- _Given entries_
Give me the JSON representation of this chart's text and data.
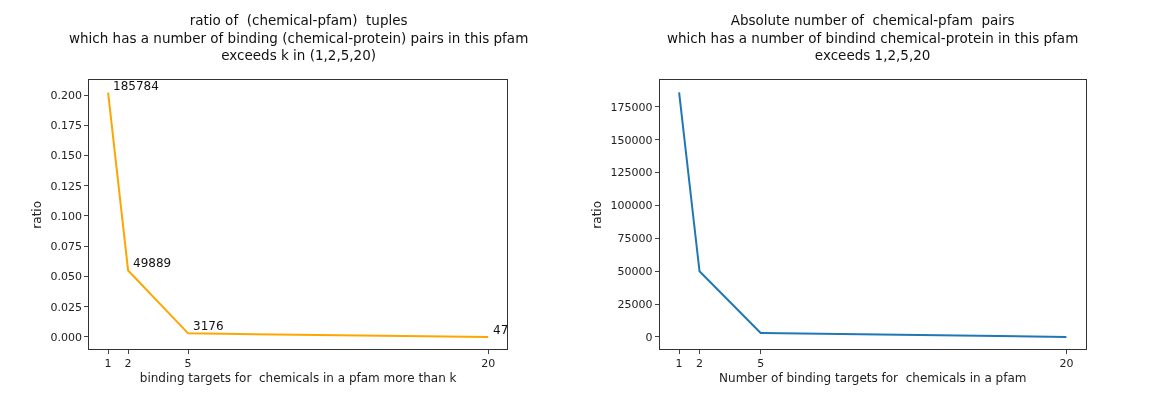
{
  "chart_data": [
    {
      "type": "line",
      "title": "ratio of  (chemical-pfam)  tuples\nwhich has a number of binding (chemical-protein) pairs in this pfam\nexceeds k in (1,2,5,20)",
      "xlabel": "binding targets for  chemicals in a pfam more than k",
      "ylabel": "ratio",
      "x": [
        1,
        2,
        5,
        20
      ],
      "series": [
        {
          "color": "#ffa500",
          "values": [
            0.202,
            0.055,
            0.003,
            0.0
          ]
        }
      ],
      "xlim": [
        0.05,
        20.95
      ],
      "xticks": [
        1,
        2,
        5,
        20
      ],
      "ylim": [
        -0.01,
        0.212
      ],
      "yticks": [
        {
          "value": 0,
          "label": "0.000"
        },
        {
          "value": 0.025,
          "label": "0.025"
        },
        {
          "value": 0.05,
          "label": "0.050"
        },
        {
          "value": 0.075,
          "label": "0.075"
        },
        {
          "value": 0.1,
          "label": "0.100"
        },
        {
          "value": 0.125,
          "label": "0.125"
        },
        {
          "value": 0.15,
          "label": "0.150"
        },
        {
          "value": 0.175,
          "label": "0.175"
        },
        {
          "value": 0.2,
          "label": "0.200"
        }
      ],
      "annotations": [
        {
          "text": "185784",
          "x": 1,
          "y": 0.202
        },
        {
          "text": "49889",
          "x": 2,
          "y": 0.055
        },
        {
          "text": "3176",
          "x": 5,
          "y": 0.003
        },
        {
          "text": "47",
          "x": 20,
          "y": 0.0
        }
      ]
    },
    {
      "type": "line",
      "title": "Absolute number of  chemical-pfam  pairs\nwhich has a number of bindind chemical-protein in this pfam\nexceeds 1,2,5,20",
      "xlabel": "Number of binding targets for  chemicals in a pfam",
      "ylabel": "ratio",
      "x": [
        1,
        2,
        5,
        20
      ],
      "series": [
        {
          "color": "#1f77b4",
          "values": [
            186000,
            50000,
            3000,
            0
          ]
        }
      ],
      "xlim": [
        0.05,
        20.95
      ],
      "xticks": [
        1,
        2,
        5,
        20
      ],
      "ylim": [
        -9240,
        195080
      ],
      "yticks": [
        0,
        25000,
        50000,
        75000,
        100000,
        125000,
        150000,
        175000
      ]
    }
  ]
}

- _Problem to solve_
Transcribe each of the records above precisely, with no pictures in the copy.

- _Your response_
Give me the JSON representation of this chart's text and data.
{
  "chart_data": [
    {
      "type": "line",
      "title": "ratio of  (chemical-pfam)  tuples\nwhich has a number of binding (chemical-protein) pairs in this pfam\nexceeds k in (1,2,5,20)",
      "xlabel": "binding targets for  chemicals in a pfam more than k",
      "ylabel": "ratio",
      "x": [
        1,
        2,
        5,
        20
      ],
      "series": [
        {
          "color": "#ffa500",
          "values": [
            0.202,
            0.055,
            0.003,
            0.0
          ]
        }
      ],
      "xlim": [
        0.05,
        20.95
      ],
      "xticks": [
        1,
        2,
        5,
        20
      ],
      "ylim": [
        -0.01,
        0.212
      ],
      "yticks": [
        {
          "value": 0,
          "label": "0.000"
        },
        {
          "value": 0.025,
          "label": "0.025"
        },
        {
          "value": 0.05,
          "label": "0.050"
        },
        {
          "value": 0.075,
          "label": "0.075"
        },
        {
          "value": 0.1,
          "label": "0.100"
        },
        {
          "value": 0.125,
          "label": "0.125"
        },
        {
          "value": 0.15,
          "label": "0.150"
        },
        {
          "value": 0.175,
          "label": "0.175"
        },
        {
          "value": 0.2,
          "label": "0.200"
        }
      ],
      "annotations": [
        {
          "text": "185784",
          "x": 1,
          "y": 0.202
        },
        {
          "text": "49889",
          "x": 2,
          "y": 0.055
        },
        {
          "text": "3176",
          "x": 5,
          "y": 0.003
        },
        {
          "text": "47",
          "x": 20,
          "y": 0.0
        }
      ]
    },
    {
      "type": "line",
      "title": "Absolute number of  chemical-pfam  pairs\nwhich has a number of bindind chemical-protein in this pfam\nexceeds 1,2,5,20",
      "xlabel": "Number of binding targets for  chemicals in a pfam",
      "ylabel": "ratio",
      "x": [
        1,
        2,
        5,
        20
      ],
      "series": [
        {
          "color": "#1f77b4",
          "values": [
            186000,
            50000,
            3000,
            0
          ]
        }
      ],
      "xlim": [
        0.05,
        20.95
      ],
      "xticks": [
        1,
        2,
        5,
        20
      ],
      "ylim": [
        -9240,
        195080
      ],
      "yticks": [
        0,
        25000,
        50000,
        75000,
        100000,
        125000,
        150000,
        175000
      ]
    }
  ]
}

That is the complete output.